== Available data

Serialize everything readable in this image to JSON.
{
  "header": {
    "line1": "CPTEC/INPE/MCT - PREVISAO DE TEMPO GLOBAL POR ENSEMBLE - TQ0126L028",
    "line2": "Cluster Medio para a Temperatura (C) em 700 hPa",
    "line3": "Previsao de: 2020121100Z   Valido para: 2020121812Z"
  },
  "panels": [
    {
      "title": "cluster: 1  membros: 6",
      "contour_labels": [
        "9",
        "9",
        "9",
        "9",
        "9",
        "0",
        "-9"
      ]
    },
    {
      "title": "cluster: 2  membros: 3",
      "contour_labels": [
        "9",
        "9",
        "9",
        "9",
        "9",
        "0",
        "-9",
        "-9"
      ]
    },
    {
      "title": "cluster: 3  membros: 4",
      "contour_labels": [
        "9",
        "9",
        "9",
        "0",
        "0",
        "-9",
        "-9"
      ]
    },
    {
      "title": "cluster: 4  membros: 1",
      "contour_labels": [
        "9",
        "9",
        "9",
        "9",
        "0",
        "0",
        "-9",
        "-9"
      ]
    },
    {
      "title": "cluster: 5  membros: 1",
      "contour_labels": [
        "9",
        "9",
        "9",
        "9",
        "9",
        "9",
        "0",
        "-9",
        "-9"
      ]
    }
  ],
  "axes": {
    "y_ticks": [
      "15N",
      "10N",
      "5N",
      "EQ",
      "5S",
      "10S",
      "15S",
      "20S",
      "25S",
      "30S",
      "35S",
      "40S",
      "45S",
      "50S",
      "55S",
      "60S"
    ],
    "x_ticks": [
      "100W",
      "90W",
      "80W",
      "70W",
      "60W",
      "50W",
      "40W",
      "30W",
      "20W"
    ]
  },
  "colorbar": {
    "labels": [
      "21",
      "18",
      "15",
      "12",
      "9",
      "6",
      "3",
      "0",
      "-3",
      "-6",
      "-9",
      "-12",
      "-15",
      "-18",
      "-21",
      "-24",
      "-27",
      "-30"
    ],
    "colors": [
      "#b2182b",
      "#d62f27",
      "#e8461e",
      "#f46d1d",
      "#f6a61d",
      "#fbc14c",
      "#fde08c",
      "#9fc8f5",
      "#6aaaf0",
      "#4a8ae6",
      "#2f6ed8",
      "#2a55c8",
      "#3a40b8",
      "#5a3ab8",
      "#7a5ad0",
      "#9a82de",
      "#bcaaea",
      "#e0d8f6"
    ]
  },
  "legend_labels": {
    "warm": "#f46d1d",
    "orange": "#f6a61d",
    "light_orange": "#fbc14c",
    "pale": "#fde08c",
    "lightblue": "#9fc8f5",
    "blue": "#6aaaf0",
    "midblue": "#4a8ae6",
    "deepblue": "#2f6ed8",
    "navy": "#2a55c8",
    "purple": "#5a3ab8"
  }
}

====

=== Instructions to follow ===
Nothing in the data may differ; print all of it exactly as written.

=== Written reply ===
Serialize everything readable in this image to JSON.
{
  "header": {
    "line1": "CPTEC/INPE/MCT - PREVISAO DE TEMPO GLOBAL POR ENSEMBLE - TQ0126L028",
    "line2": "Cluster Medio para a Temperatura (C) em 700 hPa",
    "line3": "Previsao de: 2020121100Z   Valido para: 2020121812Z"
  },
  "panels": [
    {
      "title": "cluster: 1  membros: 6",
      "contour_labels": [
        "9",
        "9",
        "9",
        "9",
        "9",
        "0",
        "-9"
      ]
    },
    {
      "title": "cluster: 2  membros: 3",
      "contour_labels": [
        "9",
        "9",
        "9",
        "9",
        "9",
        "0",
        "-9",
        "-9"
      ]
    },
    {
      "title": "cluster: 3  membros: 4",
      "contour_labels": [
        "9",
        "9",
        "9",
        "0",
        "0",
        "-9",
        "-9"
      ]
    },
    {
      "title": "cluster: 4  membros: 1",
      "contour_labels": [
        "9",
        "9",
        "9",
        "9",
        "0",
        "0",
        "-9",
        "-9"
      ]
    },
    {
      "title": "cluster: 5  membros: 1",
      "contour_labels": [
        "9",
        "9",
        "9",
        "9",
        "9",
        "9",
        "0",
        "-9",
        "-9"
      ]
    }
  ],
  "axes": {
    "y_ticks": [
      "15N",
      "10N",
      "5N",
      "EQ",
      "5S",
      "10S",
      "15S",
      "20S",
      "25S",
      "30S",
      "35S",
      "40S",
      "45S",
      "50S",
      "55S",
      "60S"
    ],
    "x_ticks": [
      "100W",
      "90W",
      "80W",
      "70W",
      "60W",
      "50W",
      "40W",
      "30W",
      "20W"
    ]
  },
  "colorbar": {
    "labels": [
      "21",
      "18",
      "15",
      "12",
      "9",
      "6",
      "3",
      "0",
      "-3",
      "-6",
      "-9",
      "-12",
      "-15",
      "-18",
      "-21",
      "-24",
      "-27",
      "-30"
    ],
    "colors": [
      "#b2182b",
      "#d62f27",
      "#e8461e",
      "#f46d1d",
      "#f6a61d",
      "#fbc14c",
      "#fde08c",
      "#9fc8f5",
      "#6aaaf0",
      "#4a8ae6",
      "#2f6ed8",
      "#2a55c8",
      "#3a40b8",
      "#5a3ab8",
      "#7a5ad0",
      "#9a82de",
      "#bcaaea",
      "#e0d8f6"
    ]
  },
  "legend_labels": {
    "warm": "#f46d1d",
    "orange": "#f6a61d",
    "light_orange": "#fbc14c",
    "pale": "#fde08c",
    "lightblue": "#9fc8f5",
    "blue": "#6aaaf0",
    "midblue": "#4a8ae6",
    "deepblue": "#2f6ed8",
    "navy": "#2a55c8",
    "purple": "#5a3ab8"
  }
}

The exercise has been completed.